- ACTIVITY -
Your reply should be a faithful copy of the records below, free of pictures.

- SOURCE DATA -
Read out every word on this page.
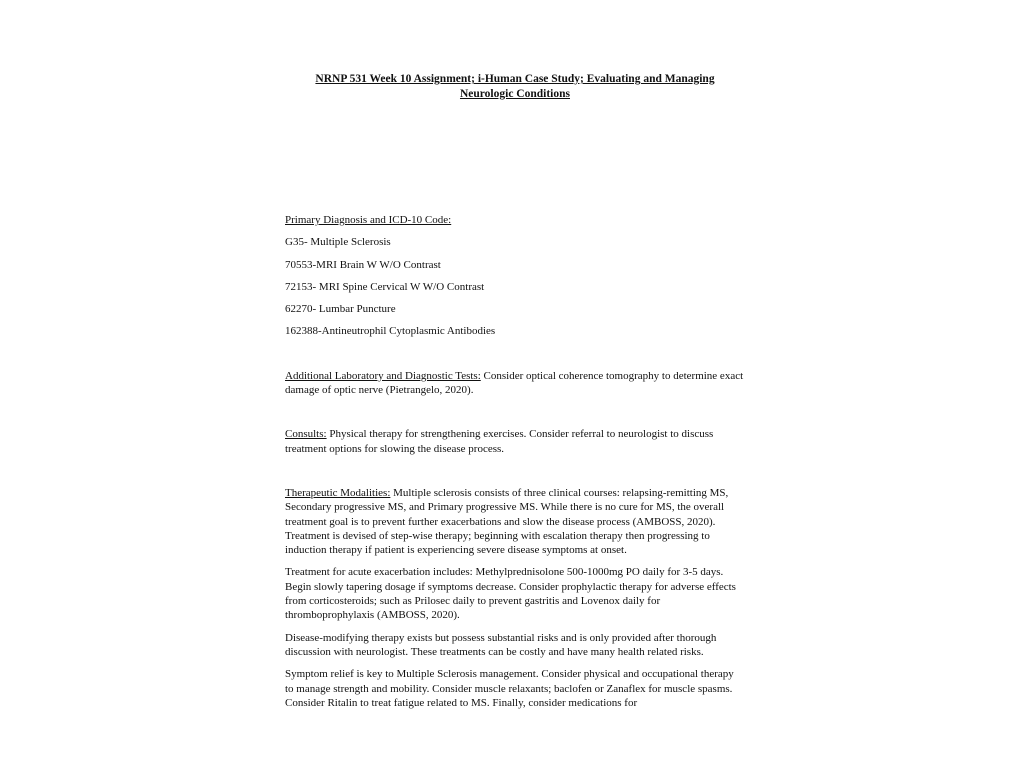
NRNP 531 Week 10 Assignment; i-Human Case Study; Evaluating and Managing
Neurologic Conditions

Primary Diagnosis and ICD-10 Code:

G35- Multiple Sclerosis

70553-MRI Brain W W/O Contrast

72153- MRI Spine Cervical W W/O Contrast

62270- Lumbar Puncture

162388-Antineutrophil Cytoplasmic Antibodies

Additional Laboratory and Diagnostic Tests: Consider optical coherence tomography to determine exact damage of optic nerve (Pietrangelo, 2020).

Consults: Physical therapy for strengthening exercises. Consider referral to neurologist to discuss treatment options for slowing the disease process.

Therapeutic Modalities: Multiple sclerosis consists of three clinical courses: relapsing-remitting MS, Secondary progressive MS, and Primary progressive MS. While there is no cure for MS, the overall treatment goal is to prevent further exacerbations and slow the disease process (AMBOSS, 2020). Treatment is devised of step-wise therapy; beginning with escalation therapy then progressing to induction therapy if patient is experiencing severe disease symptoms at onset.

Treatment for acute exacerbation includes: Methylprednisolone 500-1000mg PO daily for 3-5 days. Begin slowly tapering dosage if symptoms decrease. Consider prophylactic therapy for adverse effects from corticosteroids; such as Prilosec daily to prevent gastritis and Lovenox daily for thromboprophylaxis (AMBOSS, 2020).

Disease-modifying therapy exists but possess substantial risks and is only provided after thorough discussion with neurologist. These treatments can be costly and have many health related risks.

Symptom relief is key to Multiple Sclerosis management. Consider physical and occupational therapy to manage strength and mobility. Consider muscle relaxants; baclofen or Zanaflex for muscle spasms. Consider Ritalin to treat fatigue related to MS. Finally, consider medications for
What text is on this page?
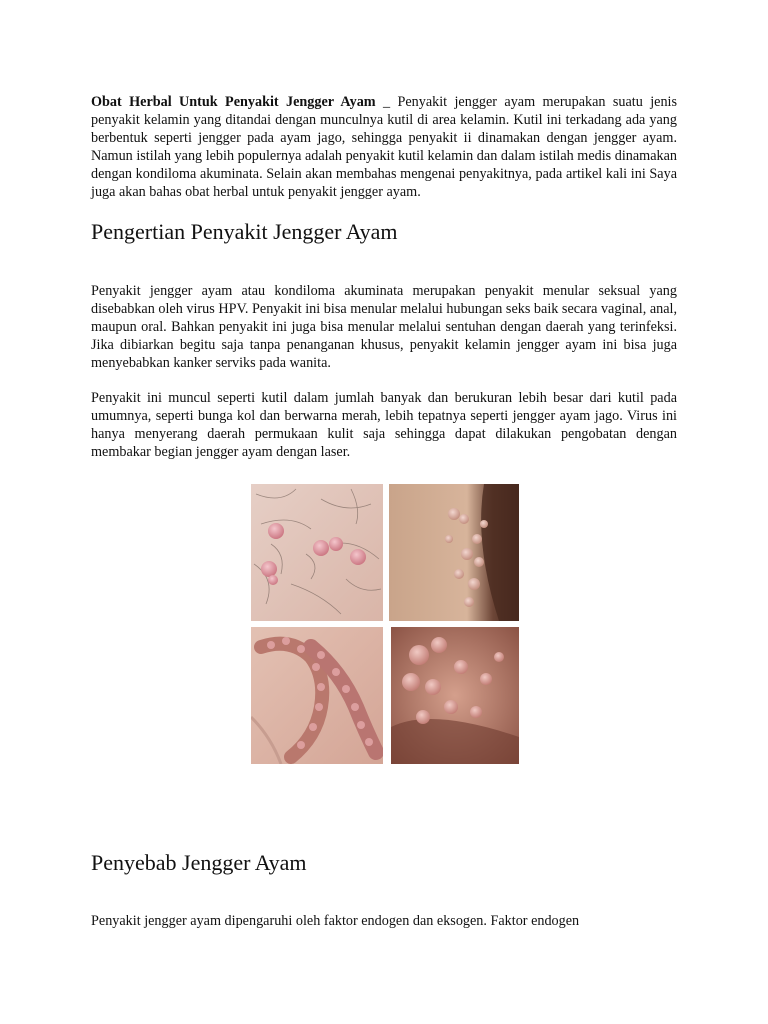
Obat Herbal Untuk Penyakit Jengger Ayam _ Penyakit jengger ayam merupakan suatu jenis penyakit kelamin yang ditandai dengan munculnya kutil di area kelamin. Kutil ini terkadang ada yang berbentuk seperti jengger pada ayam jago, sehingga penyakit ii dinamakan dengan jengger ayam. Namun istilah yang lebih populernya adalah penyakit kutil kelamin dan dalam istilah medis dinamakan dengan kondiloma akuminata. Selain akan membahas mengenai penyakitnya, pada artikel kali ini Saya juga akan bahas obat herbal untuk penyakit jengger ayam.

Pengertian Penyakit Jengger Ayam

Penyakit jengger ayam atau kondiloma akuminata merupakan penyakit menular seksual yang disebabkan oleh virus HPV. Penyakit ini bisa menular melalui hubungan seks baik secara vaginal, anal, maupun oral. Bahkan penyakit ini juga bisa menular melalui sentuhan dengan daerah yang terinfeksi. Jika dibiarkan begitu saja tanpa penanganan khusus, penyakit kelamin jengger ayam ini bisa juga menyebabkan kanker serviks pada wanita.

Penyakit ini muncul seperti kutil dalam jumlah banyak dan berukuran lebih besar dari kutil pada umumnya, seperti bunga kol dan berwarna merah, lebih tepatnya seperti jengger ayam jago. Virus ini hanya menyerang daerah permukaan kulit saja sehingga dapat dilakukan pengobatan dengan membakar begian jengger ayam dengan laser.

Penyebab Jengger Ayam

Penyakit jengger ayam dipengaruhi oleh faktor endogen dan eksogen. Faktor endogen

- SOLUTION TO THIS PROBLEM -
Read out every word on this page.
NRNP 531 Week 10 Assignment; i-Human Case Study; Evaluating and Managing
Neurologic Conditions

Primary Diagnosis and ICD-10 Code:

G35- Multiple Sclerosis

70553-MRI Brain W W/O Contrast

72153- MRI Spine Cervical W W/O Contrast

62270- Lumbar Puncture

162388-Antineutrophil Cytoplasmic Antibodies

Additional Laboratory and Diagnostic Tests: Consider optical coherence tomography to determine exact damage of optic nerve (Pietrangelo, 2020).

Consults: Physical therapy for strengthening exercises. Consider referral to neurologist to discuss treatment options for slowing the disease process.

Therapeutic Modalities: Multiple sclerosis consists of three clinical courses: relapsing-remitting MS, Secondary progressive MS, and Primary progressive MS. While there is no cure for MS, the overall treatment goal is to prevent further exacerbations and slow the disease process (AMBOSS, 2020). Treatment is devised of step-wise therapy; beginning with escalation therapy then progressing to induction therapy if patient is experiencing severe disease symptoms at onset.

Treatment for acute exacerbation includes: Methylprednisolone 500-1000mg PO daily for 3-5 days. Begin slowly tapering dosage if symptoms decrease. Consider prophylactic therapy for adverse effects from corticosteroids; such as Prilosec daily to prevent gastritis and Lovenox daily for thromboprophylaxis (AMBOSS, 2020).

Disease-modifying therapy exists but possess substantial risks and is only provided after thorough discussion with neurologist. These treatments can be costly and have many health related risks.

Symptom relief is key to Multiple Sclerosis management. Consider physical and occupational therapy to manage strength and mobility. Consider muscle relaxants; baclofen or Zanaflex for muscle spasms. Consider Ritalin to treat fatigue related to MS. Finally, consider medications for
What text is on this page?
Obat Herbal Untuk Penyakit Jengger Ayam _ Penyakit jengger ayam merupakan suatu jenis penyakit kelamin yang ditandai dengan munculnya kutil di area kelamin. Kutil ini terkadang ada yang berbentuk seperti jengger pada ayam jago, sehingga penyakit ii dinamakan dengan jengger ayam. Namun istilah yang lebih populernya adalah penyakit kutil kelamin dan dalam istilah medis dinamakan dengan kondiloma akuminata. Selain akan membahas mengenai penyakitnya, pada artikel kali ini Saya juga akan bahas obat herbal untuk penyakit jengger ayam.

Pengertian Penyakit Jengger Ayam

Penyakit jengger ayam atau kondiloma akuminata merupakan penyakit menular seksual yang disebabkan oleh virus HPV. Penyakit ini bisa menular melalui hubungan seks baik secara vaginal, anal, maupun oral. Bahkan penyakit ini juga bisa menular melalui sentuhan dengan daerah yang terinfeksi. Jika dibiarkan begitu saja tanpa penanganan khusus, penyakit kelamin jengger ayam ini bisa juga menyebabkan kanker serviks pada wanita.

Penyakit ini muncul seperti kutil dalam jumlah banyak dan berukuran lebih besar dari kutil pada umumnya, seperti bunga kol dan berwarna merah, lebih tepatnya seperti jengger ayam jago. Virus ini hanya menyerang daerah permukaan kulit saja sehingga dapat dilakukan pengobatan dengan membakar begian jengger ayam dengan laser.

Penyebab Jengger Ayam

Penyakit jengger ayam dipengaruhi oleh faktor endogen dan eksogen. Faktor endogen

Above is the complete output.